┌──
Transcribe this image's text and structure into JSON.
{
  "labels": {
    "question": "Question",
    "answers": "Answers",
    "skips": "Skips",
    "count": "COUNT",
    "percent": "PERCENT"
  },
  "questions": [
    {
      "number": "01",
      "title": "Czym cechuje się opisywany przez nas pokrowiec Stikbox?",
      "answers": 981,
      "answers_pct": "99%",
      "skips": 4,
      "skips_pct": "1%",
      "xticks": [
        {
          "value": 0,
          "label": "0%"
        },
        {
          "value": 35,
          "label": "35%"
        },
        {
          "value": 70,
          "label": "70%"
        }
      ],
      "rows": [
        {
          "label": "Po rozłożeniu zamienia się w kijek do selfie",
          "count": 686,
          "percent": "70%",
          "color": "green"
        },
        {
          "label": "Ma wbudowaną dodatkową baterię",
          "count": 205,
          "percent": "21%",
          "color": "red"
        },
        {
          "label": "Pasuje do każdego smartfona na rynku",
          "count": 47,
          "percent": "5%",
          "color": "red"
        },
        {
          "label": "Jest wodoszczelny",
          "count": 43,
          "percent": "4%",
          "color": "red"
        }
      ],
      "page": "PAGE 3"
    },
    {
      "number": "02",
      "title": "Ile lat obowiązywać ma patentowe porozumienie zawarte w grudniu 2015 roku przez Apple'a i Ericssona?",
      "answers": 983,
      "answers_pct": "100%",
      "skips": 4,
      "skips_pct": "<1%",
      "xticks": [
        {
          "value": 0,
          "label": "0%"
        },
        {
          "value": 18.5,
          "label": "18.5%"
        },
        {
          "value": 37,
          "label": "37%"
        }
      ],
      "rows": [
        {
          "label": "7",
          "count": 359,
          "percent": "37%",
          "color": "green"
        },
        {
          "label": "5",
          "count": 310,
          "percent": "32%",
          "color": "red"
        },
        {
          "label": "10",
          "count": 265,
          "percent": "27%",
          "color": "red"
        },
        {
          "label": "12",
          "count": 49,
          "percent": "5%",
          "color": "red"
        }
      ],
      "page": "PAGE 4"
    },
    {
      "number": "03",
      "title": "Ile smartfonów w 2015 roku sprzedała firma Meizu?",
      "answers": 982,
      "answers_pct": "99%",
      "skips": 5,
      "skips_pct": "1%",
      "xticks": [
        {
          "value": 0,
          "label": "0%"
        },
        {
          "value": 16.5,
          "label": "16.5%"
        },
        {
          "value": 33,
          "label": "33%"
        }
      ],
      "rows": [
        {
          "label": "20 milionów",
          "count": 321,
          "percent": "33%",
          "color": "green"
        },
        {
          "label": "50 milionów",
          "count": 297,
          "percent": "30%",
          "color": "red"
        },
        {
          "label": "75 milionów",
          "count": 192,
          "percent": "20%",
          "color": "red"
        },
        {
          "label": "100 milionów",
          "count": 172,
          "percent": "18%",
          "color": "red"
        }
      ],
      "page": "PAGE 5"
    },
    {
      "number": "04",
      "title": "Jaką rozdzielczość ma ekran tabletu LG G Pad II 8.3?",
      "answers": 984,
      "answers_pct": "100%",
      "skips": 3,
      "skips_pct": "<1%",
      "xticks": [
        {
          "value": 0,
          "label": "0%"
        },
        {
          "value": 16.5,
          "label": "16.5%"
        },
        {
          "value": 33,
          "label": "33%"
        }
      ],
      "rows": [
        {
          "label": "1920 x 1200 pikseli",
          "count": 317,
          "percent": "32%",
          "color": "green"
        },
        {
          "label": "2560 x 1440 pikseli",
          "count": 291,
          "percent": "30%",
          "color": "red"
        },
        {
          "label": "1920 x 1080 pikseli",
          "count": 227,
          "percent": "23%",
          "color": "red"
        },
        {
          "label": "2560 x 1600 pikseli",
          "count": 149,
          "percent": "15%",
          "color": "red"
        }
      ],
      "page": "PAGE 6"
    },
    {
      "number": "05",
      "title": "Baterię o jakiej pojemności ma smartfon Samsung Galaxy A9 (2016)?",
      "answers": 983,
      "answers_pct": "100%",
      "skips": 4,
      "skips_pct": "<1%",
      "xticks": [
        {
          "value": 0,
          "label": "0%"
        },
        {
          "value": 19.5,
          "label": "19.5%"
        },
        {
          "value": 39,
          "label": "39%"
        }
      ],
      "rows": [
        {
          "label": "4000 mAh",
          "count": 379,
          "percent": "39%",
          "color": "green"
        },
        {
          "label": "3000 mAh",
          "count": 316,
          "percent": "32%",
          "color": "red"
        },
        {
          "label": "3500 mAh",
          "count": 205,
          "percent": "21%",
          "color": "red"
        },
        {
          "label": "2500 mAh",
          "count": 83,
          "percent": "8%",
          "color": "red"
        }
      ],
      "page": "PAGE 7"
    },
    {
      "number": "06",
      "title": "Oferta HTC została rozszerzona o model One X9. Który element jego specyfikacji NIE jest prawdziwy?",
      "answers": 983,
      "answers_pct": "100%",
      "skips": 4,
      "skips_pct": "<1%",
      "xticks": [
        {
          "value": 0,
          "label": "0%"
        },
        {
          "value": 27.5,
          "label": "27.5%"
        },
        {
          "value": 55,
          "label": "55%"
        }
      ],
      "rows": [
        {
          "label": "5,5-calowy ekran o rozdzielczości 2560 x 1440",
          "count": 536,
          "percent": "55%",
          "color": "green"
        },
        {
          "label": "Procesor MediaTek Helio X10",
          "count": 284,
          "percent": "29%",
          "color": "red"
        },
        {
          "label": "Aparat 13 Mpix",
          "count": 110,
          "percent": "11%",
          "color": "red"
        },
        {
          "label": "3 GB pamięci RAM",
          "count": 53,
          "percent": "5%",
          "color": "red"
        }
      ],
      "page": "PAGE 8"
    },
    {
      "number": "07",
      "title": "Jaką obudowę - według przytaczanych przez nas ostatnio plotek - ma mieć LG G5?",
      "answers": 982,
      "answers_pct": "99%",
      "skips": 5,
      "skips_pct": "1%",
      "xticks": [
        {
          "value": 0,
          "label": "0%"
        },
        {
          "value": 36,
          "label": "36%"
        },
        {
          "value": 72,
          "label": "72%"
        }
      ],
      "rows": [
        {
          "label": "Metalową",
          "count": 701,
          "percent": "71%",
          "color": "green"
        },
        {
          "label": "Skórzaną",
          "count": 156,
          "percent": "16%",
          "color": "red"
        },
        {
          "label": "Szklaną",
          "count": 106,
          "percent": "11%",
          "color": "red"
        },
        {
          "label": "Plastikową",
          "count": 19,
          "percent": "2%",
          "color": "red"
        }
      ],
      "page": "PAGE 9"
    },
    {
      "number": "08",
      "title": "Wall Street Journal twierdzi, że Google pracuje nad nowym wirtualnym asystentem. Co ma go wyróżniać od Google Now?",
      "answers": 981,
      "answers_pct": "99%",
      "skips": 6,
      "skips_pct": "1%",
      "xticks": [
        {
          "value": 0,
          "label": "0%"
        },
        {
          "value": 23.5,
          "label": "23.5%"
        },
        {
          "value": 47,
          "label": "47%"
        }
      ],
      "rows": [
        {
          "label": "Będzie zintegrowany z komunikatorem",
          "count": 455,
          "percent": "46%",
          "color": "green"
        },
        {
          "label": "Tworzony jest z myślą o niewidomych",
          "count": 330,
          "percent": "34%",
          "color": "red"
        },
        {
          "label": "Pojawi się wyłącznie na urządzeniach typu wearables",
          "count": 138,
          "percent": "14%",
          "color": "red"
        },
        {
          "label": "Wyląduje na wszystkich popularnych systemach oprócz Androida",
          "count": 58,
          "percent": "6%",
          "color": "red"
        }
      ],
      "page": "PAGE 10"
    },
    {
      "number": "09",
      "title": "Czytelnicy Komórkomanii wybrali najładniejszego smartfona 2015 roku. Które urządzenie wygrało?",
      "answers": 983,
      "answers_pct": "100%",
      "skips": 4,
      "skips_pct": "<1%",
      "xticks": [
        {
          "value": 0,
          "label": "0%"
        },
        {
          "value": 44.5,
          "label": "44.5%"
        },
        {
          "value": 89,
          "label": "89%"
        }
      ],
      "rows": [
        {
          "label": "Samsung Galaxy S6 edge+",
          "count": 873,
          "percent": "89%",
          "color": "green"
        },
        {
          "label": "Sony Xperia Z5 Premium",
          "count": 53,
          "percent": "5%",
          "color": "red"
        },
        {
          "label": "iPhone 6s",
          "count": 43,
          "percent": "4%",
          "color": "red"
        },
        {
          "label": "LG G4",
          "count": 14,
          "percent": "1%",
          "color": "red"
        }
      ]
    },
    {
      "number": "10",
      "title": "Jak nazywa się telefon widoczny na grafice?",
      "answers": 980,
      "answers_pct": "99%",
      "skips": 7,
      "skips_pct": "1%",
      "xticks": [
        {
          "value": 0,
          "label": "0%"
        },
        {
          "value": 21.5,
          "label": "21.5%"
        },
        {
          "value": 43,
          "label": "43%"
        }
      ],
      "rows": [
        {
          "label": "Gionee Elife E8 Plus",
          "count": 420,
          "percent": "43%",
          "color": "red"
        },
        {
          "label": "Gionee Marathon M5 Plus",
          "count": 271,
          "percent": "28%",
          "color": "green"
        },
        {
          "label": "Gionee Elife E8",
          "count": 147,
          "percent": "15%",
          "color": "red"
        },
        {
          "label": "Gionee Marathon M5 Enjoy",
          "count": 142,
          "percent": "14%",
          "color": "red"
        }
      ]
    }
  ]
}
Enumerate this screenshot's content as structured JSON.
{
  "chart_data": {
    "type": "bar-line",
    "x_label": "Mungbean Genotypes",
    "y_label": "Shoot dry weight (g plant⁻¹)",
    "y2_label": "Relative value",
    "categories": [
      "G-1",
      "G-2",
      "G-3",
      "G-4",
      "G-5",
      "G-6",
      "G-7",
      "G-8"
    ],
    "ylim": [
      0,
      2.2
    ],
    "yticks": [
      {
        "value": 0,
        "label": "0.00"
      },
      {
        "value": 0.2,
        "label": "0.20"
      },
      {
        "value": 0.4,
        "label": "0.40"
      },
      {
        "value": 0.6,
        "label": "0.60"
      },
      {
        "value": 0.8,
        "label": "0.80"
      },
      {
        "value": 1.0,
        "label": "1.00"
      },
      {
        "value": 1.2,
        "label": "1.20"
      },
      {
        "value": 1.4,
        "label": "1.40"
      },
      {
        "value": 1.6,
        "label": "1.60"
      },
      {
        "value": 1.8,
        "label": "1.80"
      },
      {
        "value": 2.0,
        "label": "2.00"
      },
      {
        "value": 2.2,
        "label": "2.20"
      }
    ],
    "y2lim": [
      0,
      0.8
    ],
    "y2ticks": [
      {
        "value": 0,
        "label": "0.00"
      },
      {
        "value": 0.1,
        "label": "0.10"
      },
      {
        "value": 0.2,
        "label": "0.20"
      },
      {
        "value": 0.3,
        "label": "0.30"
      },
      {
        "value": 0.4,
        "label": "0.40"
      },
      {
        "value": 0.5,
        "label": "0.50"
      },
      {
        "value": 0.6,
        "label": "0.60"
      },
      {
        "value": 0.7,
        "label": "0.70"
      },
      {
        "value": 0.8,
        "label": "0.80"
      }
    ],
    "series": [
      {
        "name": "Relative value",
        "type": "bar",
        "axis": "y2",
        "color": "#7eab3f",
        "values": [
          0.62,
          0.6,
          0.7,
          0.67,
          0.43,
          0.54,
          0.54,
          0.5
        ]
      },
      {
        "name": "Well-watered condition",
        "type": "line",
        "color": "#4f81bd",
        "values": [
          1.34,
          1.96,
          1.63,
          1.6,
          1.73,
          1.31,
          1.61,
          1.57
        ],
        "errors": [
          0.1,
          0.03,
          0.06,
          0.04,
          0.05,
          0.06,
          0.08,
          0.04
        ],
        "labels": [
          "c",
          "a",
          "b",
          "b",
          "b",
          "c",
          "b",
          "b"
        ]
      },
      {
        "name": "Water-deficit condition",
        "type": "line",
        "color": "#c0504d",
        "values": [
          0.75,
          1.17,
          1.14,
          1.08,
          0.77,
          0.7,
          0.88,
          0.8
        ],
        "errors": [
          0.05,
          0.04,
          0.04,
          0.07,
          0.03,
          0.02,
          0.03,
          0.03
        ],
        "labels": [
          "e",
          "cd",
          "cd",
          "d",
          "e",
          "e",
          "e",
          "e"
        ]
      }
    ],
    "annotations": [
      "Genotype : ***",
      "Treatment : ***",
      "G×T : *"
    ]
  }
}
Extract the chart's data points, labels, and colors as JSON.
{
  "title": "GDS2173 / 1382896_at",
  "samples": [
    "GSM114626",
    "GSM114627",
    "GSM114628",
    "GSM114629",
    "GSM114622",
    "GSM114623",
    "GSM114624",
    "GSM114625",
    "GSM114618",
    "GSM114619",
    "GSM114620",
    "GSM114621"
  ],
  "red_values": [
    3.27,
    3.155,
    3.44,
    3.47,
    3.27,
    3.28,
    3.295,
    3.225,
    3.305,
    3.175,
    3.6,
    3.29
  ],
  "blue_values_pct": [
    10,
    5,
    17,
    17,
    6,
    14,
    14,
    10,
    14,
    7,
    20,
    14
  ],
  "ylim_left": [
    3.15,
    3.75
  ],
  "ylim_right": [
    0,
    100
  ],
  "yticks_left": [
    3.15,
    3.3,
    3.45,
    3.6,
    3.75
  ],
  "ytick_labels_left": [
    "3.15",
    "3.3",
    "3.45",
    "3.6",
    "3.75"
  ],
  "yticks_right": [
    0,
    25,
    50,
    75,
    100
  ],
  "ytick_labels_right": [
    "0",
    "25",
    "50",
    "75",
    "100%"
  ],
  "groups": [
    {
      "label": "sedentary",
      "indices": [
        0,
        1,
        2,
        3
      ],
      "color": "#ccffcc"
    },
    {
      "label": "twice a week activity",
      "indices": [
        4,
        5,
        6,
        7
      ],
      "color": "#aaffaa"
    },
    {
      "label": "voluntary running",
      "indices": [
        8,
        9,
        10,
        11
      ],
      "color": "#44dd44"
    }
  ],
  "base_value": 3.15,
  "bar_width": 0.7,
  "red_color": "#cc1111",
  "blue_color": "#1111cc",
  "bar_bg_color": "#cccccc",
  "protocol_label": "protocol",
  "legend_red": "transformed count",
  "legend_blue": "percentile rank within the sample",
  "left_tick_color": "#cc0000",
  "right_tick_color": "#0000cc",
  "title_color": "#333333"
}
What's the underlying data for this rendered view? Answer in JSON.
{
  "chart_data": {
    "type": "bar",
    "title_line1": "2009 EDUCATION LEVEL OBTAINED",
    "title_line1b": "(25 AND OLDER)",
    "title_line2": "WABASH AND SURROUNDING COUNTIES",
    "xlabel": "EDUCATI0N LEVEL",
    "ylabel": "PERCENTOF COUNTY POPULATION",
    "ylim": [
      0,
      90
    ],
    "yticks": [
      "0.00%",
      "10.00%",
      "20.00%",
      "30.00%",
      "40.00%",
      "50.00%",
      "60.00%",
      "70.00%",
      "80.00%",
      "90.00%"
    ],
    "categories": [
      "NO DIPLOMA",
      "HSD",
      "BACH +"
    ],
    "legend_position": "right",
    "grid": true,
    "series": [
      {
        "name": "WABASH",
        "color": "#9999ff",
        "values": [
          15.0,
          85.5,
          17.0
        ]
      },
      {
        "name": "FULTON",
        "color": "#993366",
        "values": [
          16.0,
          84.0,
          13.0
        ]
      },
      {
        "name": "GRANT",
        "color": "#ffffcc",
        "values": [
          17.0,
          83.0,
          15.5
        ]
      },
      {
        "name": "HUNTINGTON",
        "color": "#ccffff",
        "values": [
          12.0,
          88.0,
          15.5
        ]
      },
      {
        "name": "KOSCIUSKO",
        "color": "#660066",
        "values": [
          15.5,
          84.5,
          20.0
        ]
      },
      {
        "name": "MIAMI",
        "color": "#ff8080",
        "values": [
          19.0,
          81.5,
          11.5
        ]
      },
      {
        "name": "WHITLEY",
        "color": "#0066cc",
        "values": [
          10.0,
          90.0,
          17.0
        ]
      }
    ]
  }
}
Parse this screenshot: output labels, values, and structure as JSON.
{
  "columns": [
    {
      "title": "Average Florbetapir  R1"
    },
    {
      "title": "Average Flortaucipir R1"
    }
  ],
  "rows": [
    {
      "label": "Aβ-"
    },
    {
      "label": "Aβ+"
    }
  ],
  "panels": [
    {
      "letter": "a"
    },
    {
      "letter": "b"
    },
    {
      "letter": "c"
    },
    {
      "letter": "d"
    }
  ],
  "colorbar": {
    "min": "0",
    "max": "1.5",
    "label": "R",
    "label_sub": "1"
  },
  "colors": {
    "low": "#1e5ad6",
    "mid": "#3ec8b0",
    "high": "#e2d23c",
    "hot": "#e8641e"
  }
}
└──
## Exercise prompt
Return only those lines of the records that contain the string "LEVEL".

## Task answer
    "title_line1": "2009 EDUCATION LEVEL OBTAINED",
    "xlabel": "EDUCATI0N LEVEL",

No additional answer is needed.